WHAT IS EXPECTED:
Please put everything from the start of the records through the line that contains "Text: 113035, Москва, Ж-35, Раушская", that line included, into a Markdown table with a Row column holding the row number and a Line column holding the line. Leave out blank lines.

GIVEN ENTRIES:
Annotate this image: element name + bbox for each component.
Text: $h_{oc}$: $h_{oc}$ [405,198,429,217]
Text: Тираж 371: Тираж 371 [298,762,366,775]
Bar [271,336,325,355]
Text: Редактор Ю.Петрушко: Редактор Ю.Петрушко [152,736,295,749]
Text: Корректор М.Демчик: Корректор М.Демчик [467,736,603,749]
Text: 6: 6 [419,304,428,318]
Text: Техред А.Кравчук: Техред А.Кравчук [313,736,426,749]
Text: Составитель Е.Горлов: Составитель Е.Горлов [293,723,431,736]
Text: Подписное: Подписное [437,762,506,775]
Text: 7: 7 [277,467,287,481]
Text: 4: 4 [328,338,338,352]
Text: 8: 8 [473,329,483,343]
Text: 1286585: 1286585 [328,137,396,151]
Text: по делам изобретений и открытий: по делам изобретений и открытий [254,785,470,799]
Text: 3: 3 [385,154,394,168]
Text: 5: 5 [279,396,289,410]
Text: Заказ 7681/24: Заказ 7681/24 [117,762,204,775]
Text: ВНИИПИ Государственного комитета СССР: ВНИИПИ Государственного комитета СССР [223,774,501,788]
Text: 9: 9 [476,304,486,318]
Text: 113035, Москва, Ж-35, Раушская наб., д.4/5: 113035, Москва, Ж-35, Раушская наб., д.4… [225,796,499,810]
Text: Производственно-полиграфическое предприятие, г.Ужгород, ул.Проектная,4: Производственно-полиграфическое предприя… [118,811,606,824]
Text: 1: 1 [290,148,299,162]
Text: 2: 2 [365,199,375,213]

TASK RESULT:
| Row | Line |
|---|---|
| 1 | Annotate this image: element name + bbox for each component. |
| 2 | Text: $h_{oc}$: $h_{oc}$ [405,198,429,217] |
| 3 | Text: Тираж 371: Тираж 371 [298,762,366,775] |
| 4 | Bar [271,336,325,355] |
| 5 | Text: Редактор Ю.Петрушко: Редактор Ю.Петрушко [152,736,295,749] |
| 6 | Text: Корректор М.Демчик: Корректор М.Демчик [467,736,603,749] |
| 7 | Text: 6: 6 [419,304,428,318] |
| 8 | Text: Техред А.Кравчук: Техред А.Кравчук [313,736,426,749] |
| 9 | Text: Составитель Е.Горлов: Составитель Е.Горлов [293,723,431,736] |
| 10 | Text: Подписное: Подписное [437,762,506,775] |
| 11 | Text: 7: 7 [277,467,287,481] |
| 12 | Text: 4: 4 [328,338,338,352] |
| 13 | Text: 8: 8 [473,329,483,343] |
| 14 | Text: 1286585: 1286585 [328,137,396,151] |
| 15 | Text: по делам изобретений и открытий: по делам изобретений и открытий [254,785,470,799] |
| 16 | Text: 3: 3 [385,154,394,168] |
| 17 | Text: 5: 5 [279,396,289,410] |
| 18 | Text: Заказ 7681/24: Заказ 7681/24 [117,762,204,775] |
| 19 | Text: ВНИИПИ Государственного комитета СССР: ВНИИПИ Государственного комитета СССР [223,774,501,788] |
| 20 | Text: 9: 9 [476,304,486,318] |
| 21 | Text: 113035, Москва, Ж-35, Раушская наб., д.4/5: 113035, Москва, Ж-35, Раушская наб., д.4… [225,796,499,810] |